» Exercise requirements
A single number is the expected answer: the count of lines in the records below that contain "abscessus".

(Dataset entries for page text)
────

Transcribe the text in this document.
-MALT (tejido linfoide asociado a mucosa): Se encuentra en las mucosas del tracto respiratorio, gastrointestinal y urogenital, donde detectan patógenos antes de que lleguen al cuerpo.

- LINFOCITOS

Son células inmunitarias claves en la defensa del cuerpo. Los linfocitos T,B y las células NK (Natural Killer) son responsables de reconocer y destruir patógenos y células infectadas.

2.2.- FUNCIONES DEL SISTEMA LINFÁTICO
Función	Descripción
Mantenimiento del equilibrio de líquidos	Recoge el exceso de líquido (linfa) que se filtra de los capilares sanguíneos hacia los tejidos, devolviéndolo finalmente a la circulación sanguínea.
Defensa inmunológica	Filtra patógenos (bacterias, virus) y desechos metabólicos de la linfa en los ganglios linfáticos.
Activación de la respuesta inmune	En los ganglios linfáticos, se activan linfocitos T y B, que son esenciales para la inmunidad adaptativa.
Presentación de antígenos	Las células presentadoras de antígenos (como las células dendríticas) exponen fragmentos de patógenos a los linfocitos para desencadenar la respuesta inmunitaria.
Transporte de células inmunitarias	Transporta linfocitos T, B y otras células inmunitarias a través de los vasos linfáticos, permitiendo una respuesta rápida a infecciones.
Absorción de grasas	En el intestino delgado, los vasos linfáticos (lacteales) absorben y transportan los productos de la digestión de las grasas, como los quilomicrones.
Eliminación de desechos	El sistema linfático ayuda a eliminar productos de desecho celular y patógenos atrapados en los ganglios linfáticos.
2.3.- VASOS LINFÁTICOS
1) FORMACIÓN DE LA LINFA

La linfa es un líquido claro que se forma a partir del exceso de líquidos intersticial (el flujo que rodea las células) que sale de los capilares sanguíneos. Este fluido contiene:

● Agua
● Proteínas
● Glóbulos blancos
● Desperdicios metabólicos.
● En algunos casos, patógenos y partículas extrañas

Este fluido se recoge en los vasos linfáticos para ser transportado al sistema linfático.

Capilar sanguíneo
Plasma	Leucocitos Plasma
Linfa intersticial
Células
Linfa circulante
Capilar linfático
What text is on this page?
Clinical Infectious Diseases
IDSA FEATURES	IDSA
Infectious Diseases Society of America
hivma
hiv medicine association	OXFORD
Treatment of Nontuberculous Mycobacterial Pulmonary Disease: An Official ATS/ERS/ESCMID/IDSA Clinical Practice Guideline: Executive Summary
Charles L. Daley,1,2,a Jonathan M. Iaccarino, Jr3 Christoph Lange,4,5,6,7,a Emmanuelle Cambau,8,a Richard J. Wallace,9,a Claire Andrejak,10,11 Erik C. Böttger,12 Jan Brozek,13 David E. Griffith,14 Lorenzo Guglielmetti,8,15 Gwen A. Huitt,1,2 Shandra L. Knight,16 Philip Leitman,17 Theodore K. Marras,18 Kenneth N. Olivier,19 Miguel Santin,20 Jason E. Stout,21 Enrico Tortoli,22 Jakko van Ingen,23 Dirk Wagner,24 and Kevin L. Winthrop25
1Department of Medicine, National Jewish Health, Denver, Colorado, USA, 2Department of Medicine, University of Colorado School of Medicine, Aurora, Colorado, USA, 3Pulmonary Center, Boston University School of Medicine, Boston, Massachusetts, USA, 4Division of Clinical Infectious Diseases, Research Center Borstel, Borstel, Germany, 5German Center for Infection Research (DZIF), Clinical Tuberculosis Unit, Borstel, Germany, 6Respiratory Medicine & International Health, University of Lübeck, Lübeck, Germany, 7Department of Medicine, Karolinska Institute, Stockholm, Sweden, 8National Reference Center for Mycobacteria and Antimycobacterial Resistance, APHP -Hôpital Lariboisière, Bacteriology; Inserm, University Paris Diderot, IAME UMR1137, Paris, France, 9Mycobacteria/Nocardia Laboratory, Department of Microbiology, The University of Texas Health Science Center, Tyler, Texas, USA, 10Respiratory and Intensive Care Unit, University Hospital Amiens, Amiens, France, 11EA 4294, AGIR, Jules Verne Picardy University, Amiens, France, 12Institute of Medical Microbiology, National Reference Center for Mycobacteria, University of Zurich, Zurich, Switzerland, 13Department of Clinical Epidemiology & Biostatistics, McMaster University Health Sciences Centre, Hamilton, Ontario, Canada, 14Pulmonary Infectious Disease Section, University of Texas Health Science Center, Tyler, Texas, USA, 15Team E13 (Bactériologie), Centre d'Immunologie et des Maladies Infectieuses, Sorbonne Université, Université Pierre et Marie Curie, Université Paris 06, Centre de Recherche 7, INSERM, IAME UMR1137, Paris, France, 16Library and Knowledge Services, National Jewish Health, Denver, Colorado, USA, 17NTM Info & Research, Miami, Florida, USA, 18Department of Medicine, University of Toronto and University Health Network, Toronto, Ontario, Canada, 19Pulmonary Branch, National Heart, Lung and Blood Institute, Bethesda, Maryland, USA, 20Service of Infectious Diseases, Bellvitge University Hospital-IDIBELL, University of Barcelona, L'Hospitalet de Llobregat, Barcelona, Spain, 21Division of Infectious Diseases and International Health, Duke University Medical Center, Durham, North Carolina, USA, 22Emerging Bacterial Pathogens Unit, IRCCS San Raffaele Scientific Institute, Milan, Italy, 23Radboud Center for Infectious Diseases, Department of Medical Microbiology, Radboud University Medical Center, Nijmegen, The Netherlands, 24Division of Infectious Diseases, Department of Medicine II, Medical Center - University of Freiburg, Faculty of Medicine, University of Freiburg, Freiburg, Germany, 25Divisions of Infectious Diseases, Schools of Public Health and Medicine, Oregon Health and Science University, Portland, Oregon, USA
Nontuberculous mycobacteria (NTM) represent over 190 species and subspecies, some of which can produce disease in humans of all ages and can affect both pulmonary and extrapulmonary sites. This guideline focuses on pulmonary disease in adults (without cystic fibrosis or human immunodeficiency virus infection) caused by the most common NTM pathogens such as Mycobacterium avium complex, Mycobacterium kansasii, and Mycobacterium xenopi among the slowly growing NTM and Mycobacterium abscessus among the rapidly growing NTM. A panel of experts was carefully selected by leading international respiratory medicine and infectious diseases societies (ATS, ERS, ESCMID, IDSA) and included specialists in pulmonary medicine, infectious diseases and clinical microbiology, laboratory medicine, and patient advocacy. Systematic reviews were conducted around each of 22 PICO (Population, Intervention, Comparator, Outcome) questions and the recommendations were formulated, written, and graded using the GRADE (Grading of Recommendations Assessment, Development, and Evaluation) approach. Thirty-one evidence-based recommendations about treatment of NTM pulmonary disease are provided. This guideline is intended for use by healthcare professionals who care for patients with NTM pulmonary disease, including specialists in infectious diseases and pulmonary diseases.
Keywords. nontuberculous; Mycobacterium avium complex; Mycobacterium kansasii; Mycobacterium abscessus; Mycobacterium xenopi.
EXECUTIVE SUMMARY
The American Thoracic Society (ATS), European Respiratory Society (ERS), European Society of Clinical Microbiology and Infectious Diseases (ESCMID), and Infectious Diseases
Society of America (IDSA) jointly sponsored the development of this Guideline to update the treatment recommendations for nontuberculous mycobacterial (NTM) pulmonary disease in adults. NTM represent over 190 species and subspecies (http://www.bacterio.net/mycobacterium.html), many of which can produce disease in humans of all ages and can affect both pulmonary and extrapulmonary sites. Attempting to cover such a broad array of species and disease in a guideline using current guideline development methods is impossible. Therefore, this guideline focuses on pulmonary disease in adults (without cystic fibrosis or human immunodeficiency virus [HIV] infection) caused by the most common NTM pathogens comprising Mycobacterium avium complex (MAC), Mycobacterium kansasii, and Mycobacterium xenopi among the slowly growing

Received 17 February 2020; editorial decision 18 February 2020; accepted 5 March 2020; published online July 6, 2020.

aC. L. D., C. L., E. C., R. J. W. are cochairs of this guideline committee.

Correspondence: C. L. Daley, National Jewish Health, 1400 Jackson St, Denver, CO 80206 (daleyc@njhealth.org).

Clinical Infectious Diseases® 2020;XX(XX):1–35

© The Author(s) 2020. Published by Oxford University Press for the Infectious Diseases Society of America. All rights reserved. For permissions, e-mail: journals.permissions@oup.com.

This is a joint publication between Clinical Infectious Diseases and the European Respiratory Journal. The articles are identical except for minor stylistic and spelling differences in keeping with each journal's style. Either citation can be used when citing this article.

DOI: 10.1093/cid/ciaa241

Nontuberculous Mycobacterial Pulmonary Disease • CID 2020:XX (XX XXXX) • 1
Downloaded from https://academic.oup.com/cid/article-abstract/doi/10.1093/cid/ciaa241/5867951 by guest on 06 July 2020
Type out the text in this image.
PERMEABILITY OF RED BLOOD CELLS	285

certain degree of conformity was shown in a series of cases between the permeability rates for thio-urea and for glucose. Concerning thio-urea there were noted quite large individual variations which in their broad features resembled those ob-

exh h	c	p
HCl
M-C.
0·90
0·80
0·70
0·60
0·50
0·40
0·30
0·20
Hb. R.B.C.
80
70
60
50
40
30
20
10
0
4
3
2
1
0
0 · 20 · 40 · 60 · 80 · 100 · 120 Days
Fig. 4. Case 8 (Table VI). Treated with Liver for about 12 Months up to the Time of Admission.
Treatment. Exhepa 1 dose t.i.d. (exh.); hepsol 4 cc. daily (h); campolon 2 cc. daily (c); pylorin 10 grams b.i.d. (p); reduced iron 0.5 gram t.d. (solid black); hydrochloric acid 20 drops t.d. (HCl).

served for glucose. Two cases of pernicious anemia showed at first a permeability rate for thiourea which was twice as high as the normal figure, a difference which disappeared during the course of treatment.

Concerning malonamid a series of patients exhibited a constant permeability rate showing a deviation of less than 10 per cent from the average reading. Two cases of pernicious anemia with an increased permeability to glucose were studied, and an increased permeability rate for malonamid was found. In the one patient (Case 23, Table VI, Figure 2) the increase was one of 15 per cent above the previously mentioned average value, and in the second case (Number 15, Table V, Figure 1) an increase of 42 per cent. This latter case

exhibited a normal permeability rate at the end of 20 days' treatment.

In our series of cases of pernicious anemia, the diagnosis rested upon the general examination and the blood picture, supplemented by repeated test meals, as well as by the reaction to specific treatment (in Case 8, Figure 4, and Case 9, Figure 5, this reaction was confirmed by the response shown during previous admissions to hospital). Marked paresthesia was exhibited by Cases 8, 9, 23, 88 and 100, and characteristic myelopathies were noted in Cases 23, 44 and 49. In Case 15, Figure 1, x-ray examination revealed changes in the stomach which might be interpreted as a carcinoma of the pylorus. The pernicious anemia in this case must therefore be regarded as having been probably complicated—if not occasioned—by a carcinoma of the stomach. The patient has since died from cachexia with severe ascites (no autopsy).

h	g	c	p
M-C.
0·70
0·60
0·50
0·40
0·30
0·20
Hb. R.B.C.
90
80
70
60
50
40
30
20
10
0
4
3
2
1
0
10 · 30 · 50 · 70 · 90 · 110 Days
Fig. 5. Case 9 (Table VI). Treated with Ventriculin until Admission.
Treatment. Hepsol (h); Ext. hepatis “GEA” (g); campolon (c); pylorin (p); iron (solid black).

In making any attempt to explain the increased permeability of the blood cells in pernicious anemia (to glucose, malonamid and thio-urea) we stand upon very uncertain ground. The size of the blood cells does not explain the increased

────

» Result for this exercise
2